** Records supplied **

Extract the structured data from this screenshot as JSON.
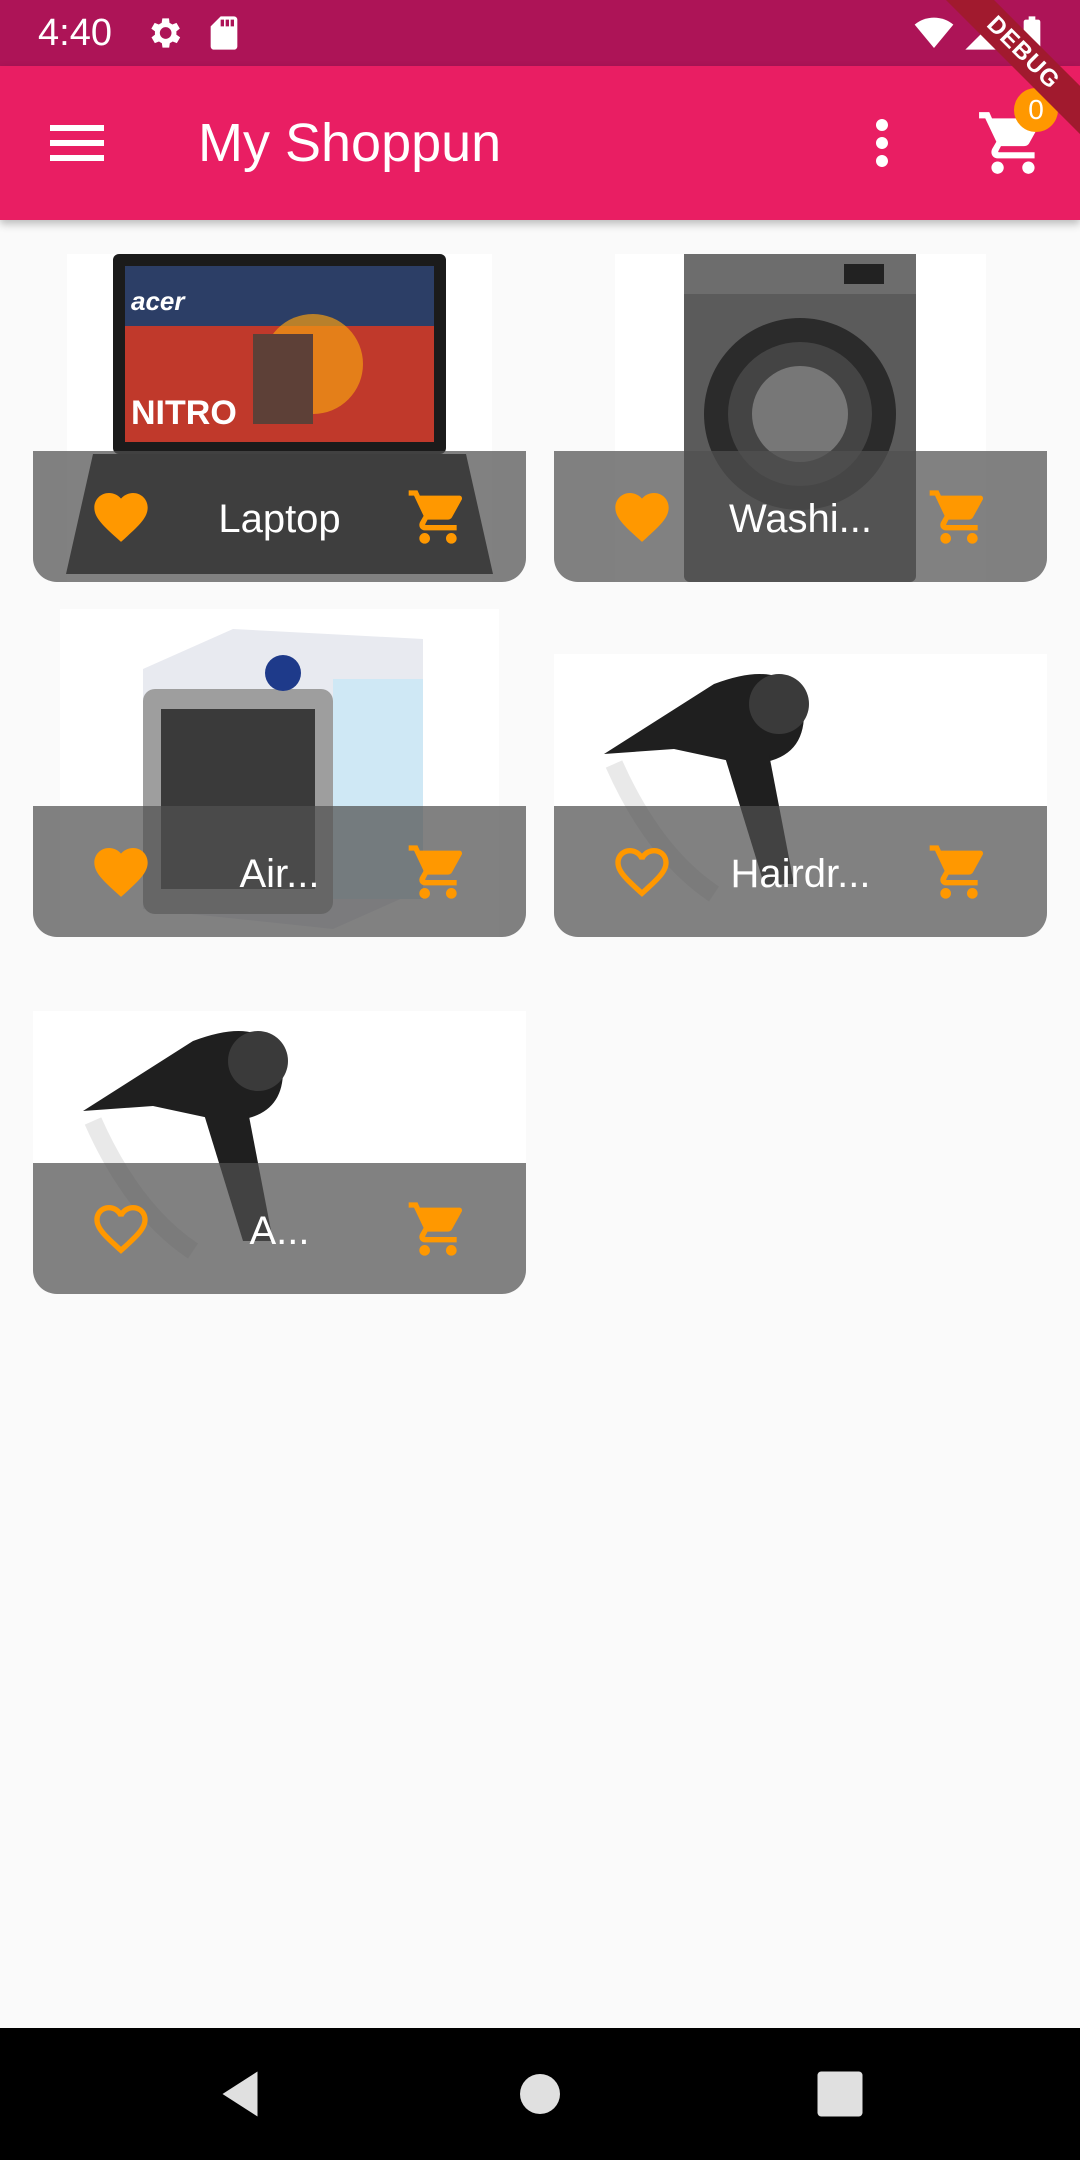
{
  "status_bar": {
    "time": "4:40",
    "icons": [
      "settings-icon",
      "sd-card-icon",
      "wifi-icon",
      "signal-icon",
      "battery-icon"
    ]
  },
  "app_bar": {
    "title": "My Shoppun",
    "menu_icon": "menu-icon",
    "overflow_icon": "more-vert-icon",
    "cart_icon": "cart-icon",
    "cart_badge": "0",
    "debug_label": "DEBUG"
  },
  "products": [
    {
      "name": "Laptop",
      "favorite": true,
      "image": "acer nitro laptop"
    },
    {
      "name": "Washi...",
      "favorite": true,
      "image": "LG washing machine"
    },
    {
      "name": "Air...",
      "favorite": true,
      "image": "portable air cooler"
    },
    {
      "name": "Hairdr...",
      "favorite": false,
      "image": "hairdryer"
    },
    {
      "name": "A...",
      "favorite": false,
      "image": "hairdryer"
    }
  ],
  "colors": {
    "status_bar": "#ad1457",
    "app_bar": "#e91e63",
    "accent": "#ff9800",
    "background": "#fafafa"
  },
  "nav_bar": {
    "icons": [
      "back-icon",
      "home-icon",
      "recents-icon"
    ]
  }
}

** The exercise **
Reproduce the entries above without change, omitting all pictures.

** The completed task **
Extract the structured data from this screenshot as JSON.
{
  "status_bar": {
    "time": "4:40",
    "icons": [
      "settings-icon",
      "sd-card-icon",
      "wifi-icon",
      "signal-icon",
      "battery-icon"
    ]
  },
  "app_bar": {
    "title": "My Shoppun",
    "menu_icon": "menu-icon",
    "overflow_icon": "more-vert-icon",
    "cart_icon": "cart-icon",
    "cart_badge": "0",
    "debug_label": "DEBUG"
  },
  "products": [
    {
      "name": "Laptop",
      "favorite": true,
      "image": "acer nitro laptop"
    },
    {
      "name": "Washi...",
      "favorite": true,
      "image": "LG washing machine"
    },
    {
      "name": "Air...",
      "favorite": true,
      "image": "portable air cooler"
    },
    {
      "name": "Hairdr...",
      "favorite": false,
      "image": "hairdryer"
    },
    {
      "name": "A...",
      "favorite": false,
      "image": "hairdryer"
    }
  ],
  "colors": {
    "status_bar": "#ad1457",
    "app_bar": "#e91e63",
    "accent": "#ff9800",
    "background": "#fafafa"
  },
  "nav_bar": {
    "icons": [
      "back-icon",
      "home-icon",
      "recents-icon"
    ]
  }
}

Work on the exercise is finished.